Reproduce only the lines that begin at the line with "Serialize everything readable" and run to the end of the entries; omit every picture.
===== MATERIAL PROVIDED
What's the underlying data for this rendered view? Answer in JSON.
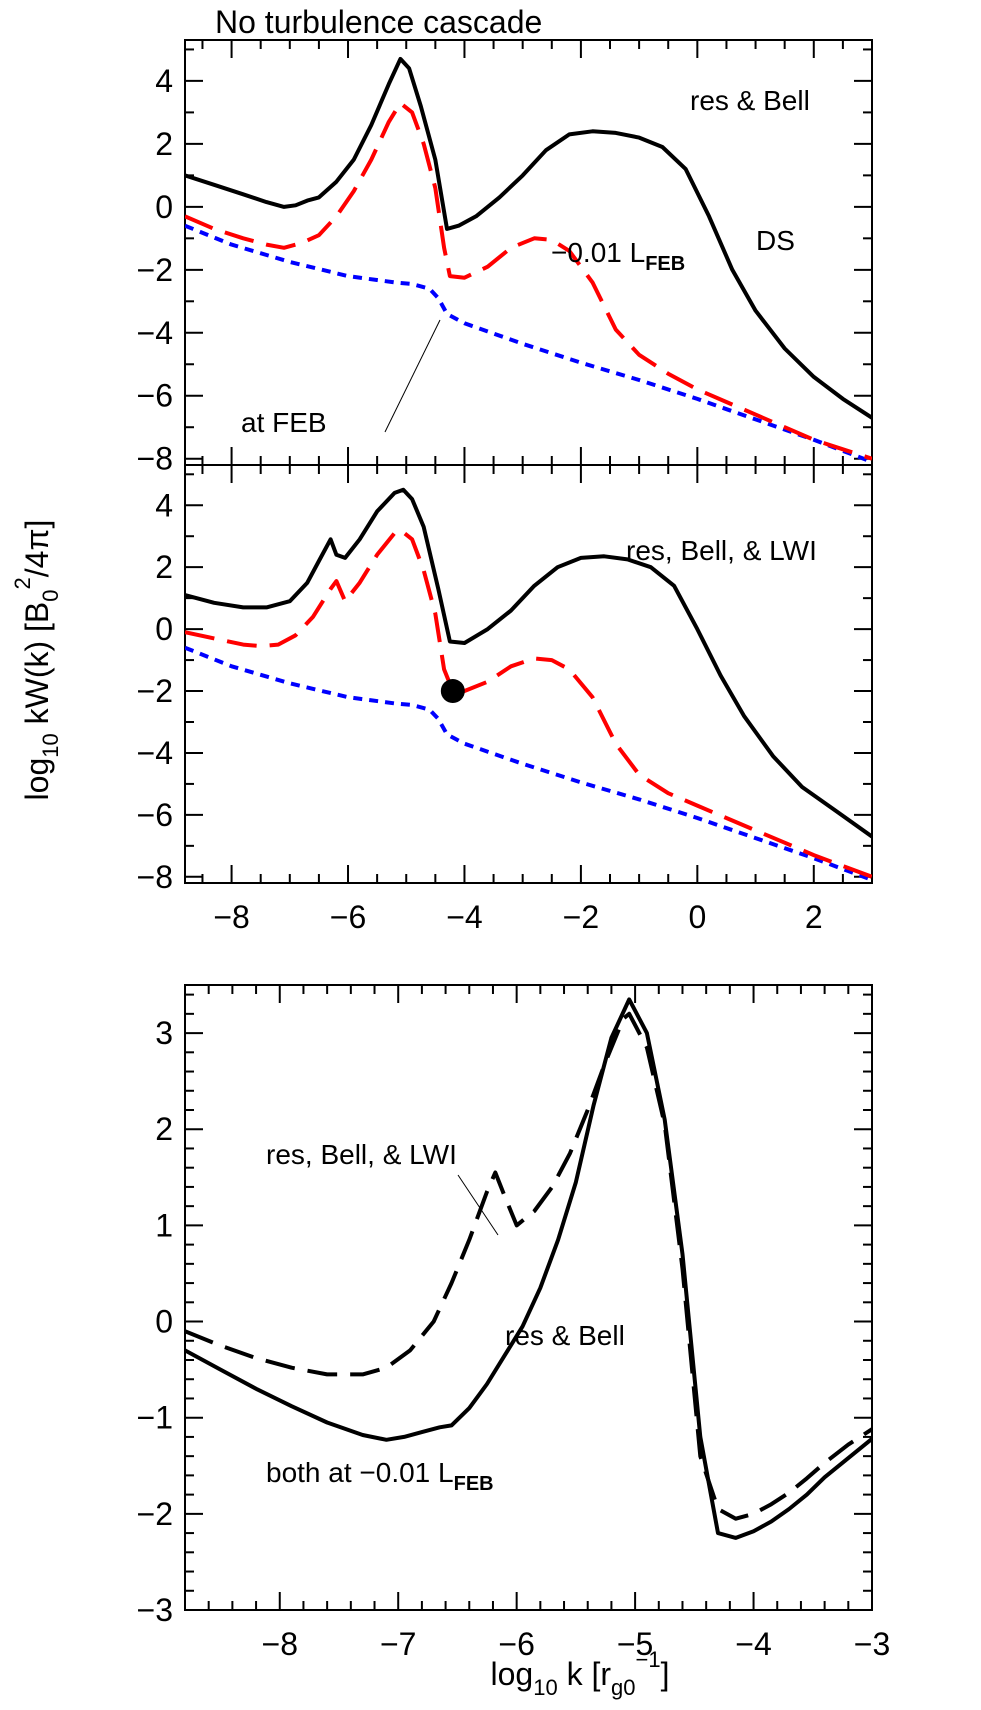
{
  "figure": {
    "title": "No turbulence cascade",
    "shared_ylabel_main": "log",
    "shared_ylabel_sub": "10",
    "shared_ylabel_rest": " kW(k)  [B",
    "shared_ylabel_b_sub": "0",
    "shared_ylabel_b_sup": "2",
    "shared_ylabel_end": "/4π]",
    "bottom_xlabel_main": "log",
    "bottom_xlabel_sub": "10",
    "bottom_xlabel_k": " k [r",
    "bottom_xlabel_r_sub": "g0",
    "bottom_xlabel_r_sup": "−1",
    "bottom_xlabel_end": "]"
  },
  "chart_data": [
    {
      "type": "line",
      "panel": "top",
      "xlim": [
        -8.8,
        3
      ],
      "ylim": [
        -8.2,
        5.3
      ],
      "xticks": [
        -8,
        -6,
        -4,
        -2,
        0,
        2
      ],
      "yticks": [
        4,
        2,
        0,
        -2,
        -4,
        -6,
        -8
      ],
      "ytick_labels": [
        "4",
        "2",
        "0",
        "−2",
        "−4",
        "−6",
        "−8"
      ],
      "annotations": {
        "label": "res & Bell",
        "ds": "DS",
        "lfeb_prefix": "−0.01 L",
        "lfeb_sub": "FEB",
        "at_feb": "at FEB"
      },
      "series": [
        {
          "style": "solid",
          "color": "#000000",
          "x": [
            -8.8,
            -8.3,
            -7.8,
            -7.4,
            -7.1,
            -6.9,
            -6.7,
            -6.5,
            -6.2,
            -5.9,
            -5.6,
            -5.3,
            -5.1,
            -4.95,
            -4.75,
            -4.5,
            -4.3,
            -4.1,
            -3.8,
            -3.4,
            -3.0,
            -2.6,
            -2.2,
            -1.8,
            -1.4,
            -1.0,
            -0.6,
            -0.2,
            0.2,
            0.6,
            1.0,
            1.5,
            2.0,
            2.5,
            3.0
          ],
          "y": [
            1.0,
            0.7,
            0.4,
            0.15,
            0.0,
            0.05,
            0.2,
            0.3,
            0.8,
            1.5,
            2.6,
            3.9,
            4.7,
            4.4,
            3.2,
            1.5,
            -0.7,
            -0.6,
            -0.3,
            0.3,
            1.0,
            1.8,
            2.3,
            2.4,
            2.35,
            2.2,
            1.9,
            1.2,
            -0.3,
            -2.0,
            -3.3,
            -4.5,
            -5.4,
            -6.1,
            -6.7
          ]
        },
        {
          "style": "dashed",
          "color": "#ff0000",
          "x": [
            -8.8,
            -8.3,
            -7.8,
            -7.4,
            -7.1,
            -6.8,
            -6.5,
            -6.2,
            -5.9,
            -5.6,
            -5.3,
            -5.1,
            -4.9,
            -4.7,
            -4.5,
            -4.35,
            -4.25,
            -4.0,
            -3.6,
            -3.2,
            -2.8,
            -2.5,
            -2.2,
            -1.8,
            -1.4,
            -1.0,
            -0.5,
            0.0,
            0.5,
            1.0,
            1.5,
            2.0,
            2.5,
            3.0
          ],
          "y": [
            -0.3,
            -0.7,
            -1.0,
            -1.2,
            -1.3,
            -1.15,
            -0.9,
            -0.3,
            0.5,
            1.5,
            2.7,
            3.3,
            3.0,
            2.0,
            0.6,
            -1.3,
            -2.2,
            -2.25,
            -1.9,
            -1.3,
            -1.0,
            -1.05,
            -1.4,
            -2.4,
            -3.9,
            -4.7,
            -5.3,
            -5.8,
            -6.2,
            -6.6,
            -7.0,
            -7.4,
            -7.7,
            -8.0
          ]
        },
        {
          "style": "dotted",
          "color": "#0000ff",
          "x": [
            -8.8,
            -8.0,
            -7.0,
            -6.0,
            -5.2,
            -4.9,
            -4.6,
            -4.45,
            -4.3,
            -4.0,
            -3.0,
            -2.0,
            -1.0,
            0.0,
            1.0,
            2.0,
            3.0
          ],
          "y": [
            -0.6,
            -1.2,
            -1.75,
            -2.2,
            -2.4,
            -2.45,
            -2.6,
            -2.9,
            -3.4,
            -3.7,
            -4.35,
            -4.95,
            -5.5,
            -6.1,
            -6.75,
            -7.4,
            -8.1
          ]
        }
      ]
    },
    {
      "type": "line",
      "panel": "middle",
      "xlim": [
        -8.8,
        3
      ],
      "ylim": [
        -8.2,
        5.3
      ],
      "xticks": [
        -8,
        -6,
        -4,
        -2,
        0,
        2
      ],
      "xtick_labels": [
        "−8",
        "−6",
        "−4",
        "−2",
        "0",
        "2"
      ],
      "yticks": [
        4,
        2,
        0,
        -2,
        -4,
        -6,
        -8
      ],
      "ytick_labels": [
        "4",
        "2",
        "0",
        "−2",
        "−4",
        "−6",
        "−8"
      ],
      "annotations": {
        "label": "res, Bell, & LWI"
      },
      "marker": {
        "x": -4.2,
        "y": -2.0
      },
      "series": [
        {
          "style": "solid",
          "color": "#000000",
          "x": [
            -8.8,
            -8.3,
            -7.8,
            -7.4,
            -7.0,
            -6.7,
            -6.5,
            -6.3,
            -6.2,
            -6.05,
            -5.8,
            -5.5,
            -5.2,
            -5.05,
            -4.9,
            -4.7,
            -4.45,
            -4.25,
            -4.0,
            -3.6,
            -3.2,
            -2.8,
            -2.4,
            -2.0,
            -1.6,
            -1.2,
            -0.8,
            -0.4,
            0.0,
            0.4,
            0.8,
            1.3,
            1.8,
            2.4,
            3.0
          ],
          "y": [
            1.1,
            0.85,
            0.7,
            0.7,
            0.9,
            1.5,
            2.2,
            2.9,
            2.4,
            2.3,
            2.9,
            3.8,
            4.4,
            4.5,
            4.2,
            3.3,
            1.3,
            -0.4,
            -0.45,
            0.0,
            0.6,
            1.4,
            2.0,
            2.3,
            2.35,
            2.25,
            2.0,
            1.4,
            0.0,
            -1.5,
            -2.8,
            -4.1,
            -5.1,
            -5.9,
            -6.7
          ]
        },
        {
          "style": "dashed",
          "color": "#ff0000",
          "x": [
            -8.8,
            -8.3,
            -7.8,
            -7.5,
            -7.2,
            -6.9,
            -6.6,
            -6.3,
            -6.2,
            -6.05,
            -5.8,
            -5.5,
            -5.2,
            -5.1,
            -4.9,
            -4.7,
            -4.5,
            -4.35,
            -4.2,
            -4.0,
            -3.6,
            -3.2,
            -2.8,
            -2.5,
            -2.2,
            -1.8,
            -1.4,
            -1.0,
            -0.5,
            0.0,
            0.5,
            1.0,
            1.5,
            2.0,
            2.5,
            3.0
          ],
          "y": [
            -0.1,
            -0.3,
            -0.5,
            -0.55,
            -0.5,
            -0.2,
            0.4,
            1.3,
            1.55,
            0.9,
            1.5,
            2.4,
            3.1,
            3.2,
            2.9,
            1.9,
            0.5,
            -1.3,
            -2.0,
            -2.0,
            -1.7,
            -1.2,
            -0.95,
            -1.0,
            -1.3,
            -2.2,
            -3.7,
            -4.7,
            -5.3,
            -5.7,
            -6.1,
            -6.5,
            -6.9,
            -7.3,
            -7.65,
            -8.0
          ]
        },
        {
          "style": "dotted",
          "color": "#0000ff",
          "x": [
            -8.8,
            -8.0,
            -7.0,
            -6.0,
            -5.2,
            -4.9,
            -4.6,
            -4.45,
            -4.3,
            -4.0,
            -3.0,
            -2.0,
            -1.0,
            0.0,
            1.0,
            2.0,
            3.0
          ],
          "y": [
            -0.6,
            -1.2,
            -1.75,
            -2.2,
            -2.4,
            -2.45,
            -2.6,
            -2.9,
            -3.4,
            -3.7,
            -4.35,
            -4.95,
            -5.5,
            -6.1,
            -6.75,
            -7.4,
            -8.1
          ]
        }
      ]
    },
    {
      "type": "line",
      "panel": "bottom",
      "xlim": [
        -8.8,
        -3
      ],
      "ylim": [
        -3,
        3.5
      ],
      "xticks": [
        -8,
        -7,
        -6,
        -5,
        -4,
        -3
      ],
      "xtick_labels": [
        "−8",
        "−7",
        "−6",
        "−5",
        "−4",
        "−3"
      ],
      "yticks": [
        3,
        2,
        1,
        0,
        -1,
        -2,
        -3
      ],
      "ytick_labels": [
        "3",
        "2",
        "1",
        "0",
        "−1",
        "−2",
        "−3"
      ],
      "annotations": {
        "lwi_label": "res, Bell, & LWI",
        "bell_label": "res & Bell",
        "both_prefix": "both at −0.01 L",
        "both_sub": "FEB"
      },
      "series": [
        {
          "style": "solid",
          "color": "#000000",
          "x": [
            -8.8,
            -8.5,
            -8.2,
            -7.9,
            -7.6,
            -7.3,
            -7.1,
            -6.95,
            -6.8,
            -6.65,
            -6.55,
            -6.4,
            -6.25,
            -6.1,
            -5.95,
            -5.8,
            -5.65,
            -5.5,
            -5.35,
            -5.2,
            -5.05,
            -4.9,
            -4.75,
            -4.6,
            -4.45,
            -4.3,
            -4.15,
            -4.0,
            -3.85,
            -3.7,
            -3.55,
            -3.4,
            -3.2,
            -3.0
          ],
          "y": [
            -0.3,
            -0.5,
            -0.7,
            -0.88,
            -1.05,
            -1.18,
            -1.23,
            -1.2,
            -1.15,
            -1.1,
            -1.08,
            -0.9,
            -0.65,
            -0.35,
            -0.05,
            0.35,
            0.85,
            1.45,
            2.25,
            2.95,
            3.35,
            3.0,
            2.1,
            0.7,
            -1.2,
            -2.2,
            -2.25,
            -2.18,
            -2.08,
            -1.95,
            -1.8,
            -1.62,
            -1.42,
            -1.22
          ]
        },
        {
          "style": "dashed",
          "color": "#000000",
          "x": [
            -8.8,
            -8.5,
            -8.2,
            -7.9,
            -7.6,
            -7.3,
            -7.1,
            -6.9,
            -6.7,
            -6.55,
            -6.4,
            -6.25,
            -6.18,
            -6.1,
            -6.0,
            -5.85,
            -5.7,
            -5.55,
            -5.4,
            -5.25,
            -5.1,
            -5.05,
            -4.9,
            -4.75,
            -4.6,
            -4.45,
            -4.3,
            -4.15,
            -4.0,
            -3.85,
            -3.7,
            -3.55,
            -3.4,
            -3.2,
            -3.0
          ],
          "y": [
            -0.1,
            -0.25,
            -0.38,
            -0.48,
            -0.55,
            -0.55,
            -0.48,
            -0.3,
            0.0,
            0.4,
            0.85,
            1.35,
            1.55,
            1.3,
            1.0,
            1.15,
            1.4,
            1.75,
            2.2,
            2.7,
            3.15,
            3.2,
            2.85,
            2.05,
            0.55,
            -1.4,
            -1.95,
            -2.05,
            -2.0,
            -1.9,
            -1.78,
            -1.63,
            -1.47,
            -1.28,
            -1.12
          ]
        }
      ]
    }
  ]
}
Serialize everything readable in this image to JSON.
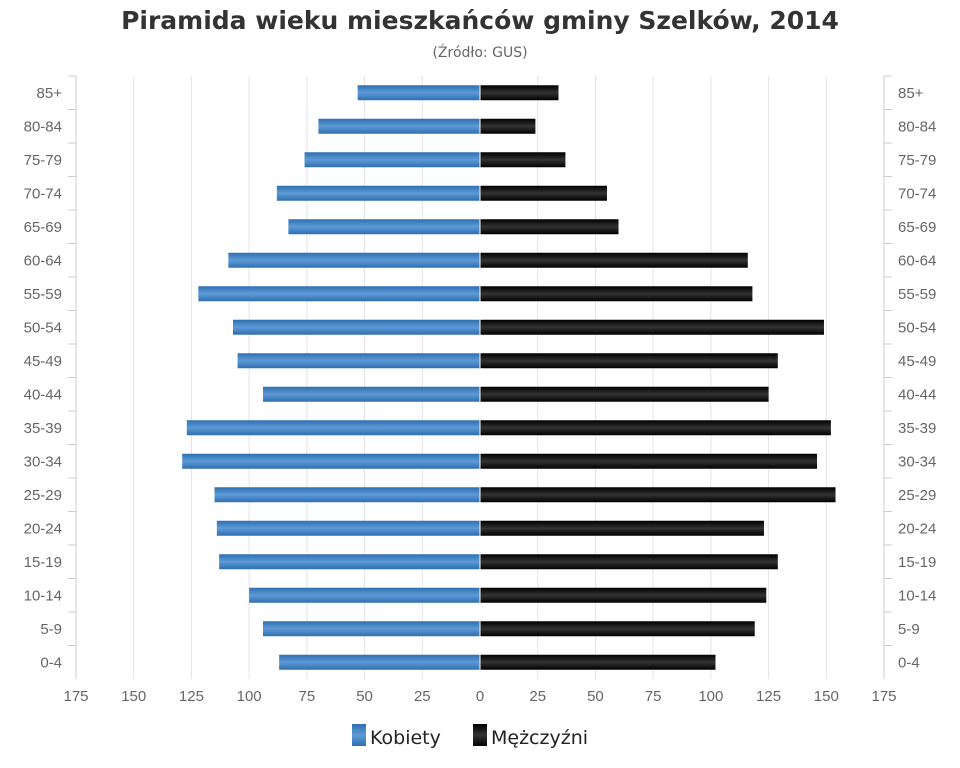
{
  "chart_data": {
    "type": "bar",
    "title": "Piramida wieku mieszkańców gminy Szelków, 2014",
    "subtitle": "(Źródło: GUS)",
    "categories": [
      "85+",
      "80-84",
      "75-79",
      "70-74",
      "65-69",
      "60-64",
      "55-59",
      "50-54",
      "45-49",
      "40-44",
      "35-39",
      "30-34",
      "25-29",
      "20-24",
      "15-19",
      "10-14",
      "5-9",
      "0-4"
    ],
    "series": [
      {
        "name": "Kobiety",
        "color": "#3d7ec0",
        "values": [
          53,
          70,
          76,
          88,
          83,
          109,
          122,
          107,
          105,
          94,
          127,
          129,
          115,
          114,
          113,
          100,
          94,
          87
        ]
      },
      {
        "name": "Mężczyźni",
        "color": "#111111",
        "values": [
          34,
          24,
          37,
          55,
          60,
          116,
          118,
          149,
          129,
          125,
          152,
          146,
          154,
          123,
          129,
          124,
          119,
          102
        ]
      }
    ],
    "xticks": [
      "175",
      "150",
      "125",
      "100",
      "75",
      "50",
      "25",
      "0",
      "25",
      "50",
      "75",
      "100",
      "125",
      "150",
      "175"
    ],
    "xlim": [
      -175,
      175
    ],
    "grid": true,
    "legend": "bottom"
  }
}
==========
- [TASK SOLUTION]:
Serialize everything readable in this image to JSON.
{
  "chart_data": {
    "type": "bar",
    "title": "Piramida wieku mieszkańców gminy Szelków, 2014",
    "subtitle": "(Źródło: GUS)",
    "categories": [
      "85+",
      "80-84",
      "75-79",
      "70-74",
      "65-69",
      "60-64",
      "55-59",
      "50-54",
      "45-49",
      "40-44",
      "35-39",
      "30-34",
      "25-29",
      "20-24",
      "15-19",
      "10-14",
      "5-9",
      "0-4"
    ],
    "series": [
      {
        "name": "Kobiety",
        "color": "#3d7ec0",
        "values": [
          53,
          70,
          76,
          88,
          83,
          109,
          122,
          107,
          105,
          94,
          127,
          129,
          115,
          114,
          113,
          100,
          94,
          87
        ]
      },
      {
        "name": "Mężczyźni",
        "color": "#111111",
        "values": [
          34,
          24,
          37,
          55,
          60,
          116,
          118,
          149,
          129,
          125,
          152,
          146,
          154,
          123,
          129,
          124,
          119,
          102
        ]
      }
    ],
    "xticks": [
      "175",
      "150",
      "125",
      "100",
      "75",
      "50",
      "25",
      "0",
      "25",
      "50",
      "75",
      "100",
      "125",
      "150",
      "175"
    ],
    "xlim": [
      -175,
      175
    ],
    "grid": true,
    "legend": "bottom"
  }
}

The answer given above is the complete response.